**WHAT IS BEING ASKED**
Below are some records; return each one exactly.

**DATA TO USE**
— Start —

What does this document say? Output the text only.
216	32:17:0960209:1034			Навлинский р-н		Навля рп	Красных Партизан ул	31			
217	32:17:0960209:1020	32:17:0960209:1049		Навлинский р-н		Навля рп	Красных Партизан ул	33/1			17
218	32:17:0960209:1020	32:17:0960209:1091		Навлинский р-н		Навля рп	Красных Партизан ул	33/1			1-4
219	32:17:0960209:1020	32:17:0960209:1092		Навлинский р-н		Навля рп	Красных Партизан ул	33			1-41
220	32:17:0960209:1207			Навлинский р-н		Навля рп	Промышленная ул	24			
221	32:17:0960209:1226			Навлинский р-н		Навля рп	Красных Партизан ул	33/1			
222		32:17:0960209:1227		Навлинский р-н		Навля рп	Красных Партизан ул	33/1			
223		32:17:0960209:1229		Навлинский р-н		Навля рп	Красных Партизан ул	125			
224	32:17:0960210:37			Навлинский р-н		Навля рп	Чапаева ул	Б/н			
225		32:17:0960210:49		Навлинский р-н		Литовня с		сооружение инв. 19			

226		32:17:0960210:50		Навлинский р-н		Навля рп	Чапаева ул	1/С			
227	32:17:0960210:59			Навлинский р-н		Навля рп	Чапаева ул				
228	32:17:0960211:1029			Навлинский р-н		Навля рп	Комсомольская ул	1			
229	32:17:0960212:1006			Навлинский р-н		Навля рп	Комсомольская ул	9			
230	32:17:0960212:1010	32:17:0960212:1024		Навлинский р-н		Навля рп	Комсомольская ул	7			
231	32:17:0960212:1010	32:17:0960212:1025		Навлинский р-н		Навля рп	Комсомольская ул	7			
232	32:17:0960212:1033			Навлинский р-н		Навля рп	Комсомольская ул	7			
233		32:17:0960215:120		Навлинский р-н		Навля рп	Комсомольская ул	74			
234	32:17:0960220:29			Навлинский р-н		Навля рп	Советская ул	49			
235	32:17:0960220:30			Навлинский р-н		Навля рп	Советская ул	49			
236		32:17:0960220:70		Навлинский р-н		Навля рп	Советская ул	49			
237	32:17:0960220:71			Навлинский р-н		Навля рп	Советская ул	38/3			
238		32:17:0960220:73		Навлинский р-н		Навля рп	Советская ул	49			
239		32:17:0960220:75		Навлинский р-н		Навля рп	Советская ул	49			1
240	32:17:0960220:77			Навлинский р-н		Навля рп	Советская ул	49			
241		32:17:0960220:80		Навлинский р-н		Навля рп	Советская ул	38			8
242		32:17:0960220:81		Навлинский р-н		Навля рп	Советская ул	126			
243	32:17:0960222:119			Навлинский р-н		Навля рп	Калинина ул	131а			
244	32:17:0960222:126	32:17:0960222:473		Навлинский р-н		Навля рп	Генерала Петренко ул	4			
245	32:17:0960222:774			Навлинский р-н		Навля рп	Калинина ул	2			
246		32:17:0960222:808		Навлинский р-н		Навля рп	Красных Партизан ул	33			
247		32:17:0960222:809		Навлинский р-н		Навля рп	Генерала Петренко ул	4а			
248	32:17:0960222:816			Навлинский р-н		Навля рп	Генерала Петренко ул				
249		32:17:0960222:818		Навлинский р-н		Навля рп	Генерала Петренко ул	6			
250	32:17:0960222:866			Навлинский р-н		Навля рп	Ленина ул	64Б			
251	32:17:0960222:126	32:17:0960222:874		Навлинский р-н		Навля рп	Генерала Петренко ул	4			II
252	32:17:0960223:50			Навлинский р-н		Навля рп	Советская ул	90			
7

— End —

**ANSWER TO THIS EXERCISE**
What does this document say? Output the text only.
216	32:17:0960209:1034			Навлинский р-н		Навля рп	Красных Партизан ул	31			
217	32:17:0960209:1020	32:17:0960209:1049		Навлинский р-н		Навля рп	Красных Партизан ул	33/1			17
218	32:17:0960209:1020	32:17:0960209:1091		Навлинский р-н		Навля рп	Красных Партизан ул	33/1			1-4
219	32:17:0960209:1020	32:17:0960209:1092		Навлинский р-н		Навля рп	Красных Партизан ул	33			1-41
220	32:17:0960209:1207			Навлинский р-н		Навля рп	Промышленная ул	24			
221	32:17:0960209:1226			Навлинский р-н		Навля рп	Красных Партизан ул	33/1			
222		32:17:0960209:1227		Навлинский р-н		Навля рп	Красных Партизан ул	33/1			
223		32:17:0960209:1229		Навлинский р-н		Навля рп	Красных Партизан ул	125			
224	32:17:0960210:37			Навлинский р-н		Навля рп	Чапаева ул	Б/н			
225		32:17:0960210:49		Навлинский р-н		Литовня с		сооружение инв. 19			

226		32:17:0960210:50		Навлинский р-н		Навля рп	Чапаева ул	1/С			
227	32:17:0960210:59			Навлинский р-н		Навля рп	Чапаева ул				
228	32:17:0960211:1029			Навлинский р-н		Навля рп	Комсомольская ул	1			
229	32:17:0960212:1006			Навлинский р-н		Навля рп	Комсомольская ул	9			
230	32:17:0960212:1010	32:17:0960212:1024		Навлинский р-н		Навля рп	Комсомольская ул	7			
231	32:17:0960212:1010	32:17:0960212:1025		Навлинский р-н		Навля рп	Комсомольская ул	7			
232	32:17:0960212:1033			Навлинский р-н		Навля рп	Комсомольская ул	7			
233		32:17:0960215:120		Навлинский р-н		Навля рп	Комсомольская ул	74			
234	32:17:0960220:29			Навлинский р-н		Навля рп	Советская ул	49			
235	32:17:0960220:30			Навлинский р-н		Навля рп	Советская ул	49			
236		32:17:0960220:70		Навлинский р-н		Навля рп	Советская ул	49			
237	32:17:0960220:71			Навлинский р-н		Навля рп	Советская ул	38/3			
238		32:17:0960220:73		Навлинский р-н		Навля рп	Советская ул	49			
239		32:17:0960220:75		Навлинский р-н		Навля рп	Советская ул	49			1
240	32:17:0960220:77			Навлинский р-н		Навля рп	Советская ул	49			
241		32:17:0960220:80		Навлинский р-н		Навля рп	Советская ул	38			8
242		32:17:0960220:81		Навлинский р-н		Навля рп	Советская ул	126			
243	32:17:0960222:119			Навлинский р-н		Навля рп	Калинина ул	131а			
244	32:17:0960222:126	32:17:0960222:473		Навлинский р-н		Навля рп	Генерала Петренко ул	4			
245	32:17:0960222:774			Навлинский р-н		Навля рп	Калинина ул	2			
246		32:17:0960222:808		Навлинский р-н		Навля рп	Красных Партизан ул	33			
247		32:17:0960222:809		Навлинский р-н		Навля рп	Генерала Петренко ул	4а			
248	32:17:0960222:816			Навлинский р-н		Навля рп	Генерала Петренко ул				
249		32:17:0960222:818		Навлинский р-н		Навля рп	Генерала Петренко ул	6			
250	32:17:0960222:866			Навлинский р-н		Навля рп	Ленина ул	64Б			
251	32:17:0960222:126	32:17:0960222:874		Навлинский р-н		Навля рп	Генерала Петренко ул	4			II
252	32:17:0960223:50			Навлинский р-н		Навля рп	Советская ул	90			
7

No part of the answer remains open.